#### RECORDS FOR THE TASK:
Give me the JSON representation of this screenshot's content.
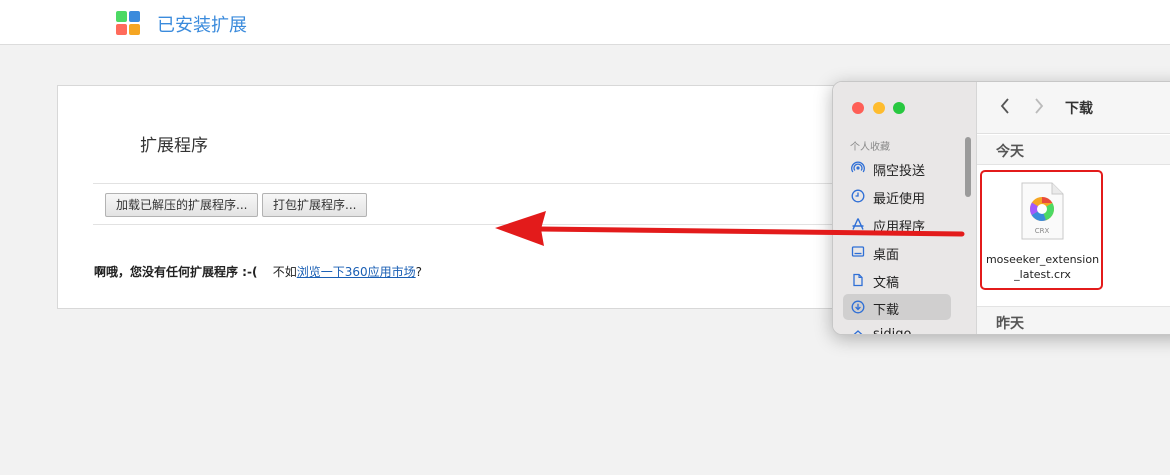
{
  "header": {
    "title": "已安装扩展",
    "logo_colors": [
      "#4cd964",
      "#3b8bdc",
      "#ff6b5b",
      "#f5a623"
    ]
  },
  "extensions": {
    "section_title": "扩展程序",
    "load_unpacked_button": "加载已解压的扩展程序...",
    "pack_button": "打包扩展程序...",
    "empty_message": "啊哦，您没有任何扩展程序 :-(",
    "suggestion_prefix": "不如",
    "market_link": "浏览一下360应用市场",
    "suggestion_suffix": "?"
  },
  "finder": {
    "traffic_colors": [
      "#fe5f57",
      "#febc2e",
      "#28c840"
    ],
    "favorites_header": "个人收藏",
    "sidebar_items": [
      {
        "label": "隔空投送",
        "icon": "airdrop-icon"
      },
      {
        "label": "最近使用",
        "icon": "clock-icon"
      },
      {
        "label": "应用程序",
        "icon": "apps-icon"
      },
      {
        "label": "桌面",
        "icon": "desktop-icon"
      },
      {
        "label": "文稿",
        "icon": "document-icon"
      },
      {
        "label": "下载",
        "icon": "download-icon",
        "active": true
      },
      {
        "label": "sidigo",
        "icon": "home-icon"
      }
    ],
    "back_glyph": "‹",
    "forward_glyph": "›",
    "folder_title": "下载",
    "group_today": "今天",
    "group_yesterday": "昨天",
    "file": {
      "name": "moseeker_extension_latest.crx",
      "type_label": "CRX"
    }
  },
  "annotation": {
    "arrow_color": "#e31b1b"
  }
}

#### EXERCISE DIRECTIONS:
Pull out each line holding the string "icon".

#### EXERCISE RESPONSE:
        "icon": "airdrop-icon"
        "icon": "clock-icon"
        "icon": "apps-icon"
        "icon": "desktop-icon"
        "icon": "document-icon"
        "icon": "download-icon",
        "icon": "home-icon"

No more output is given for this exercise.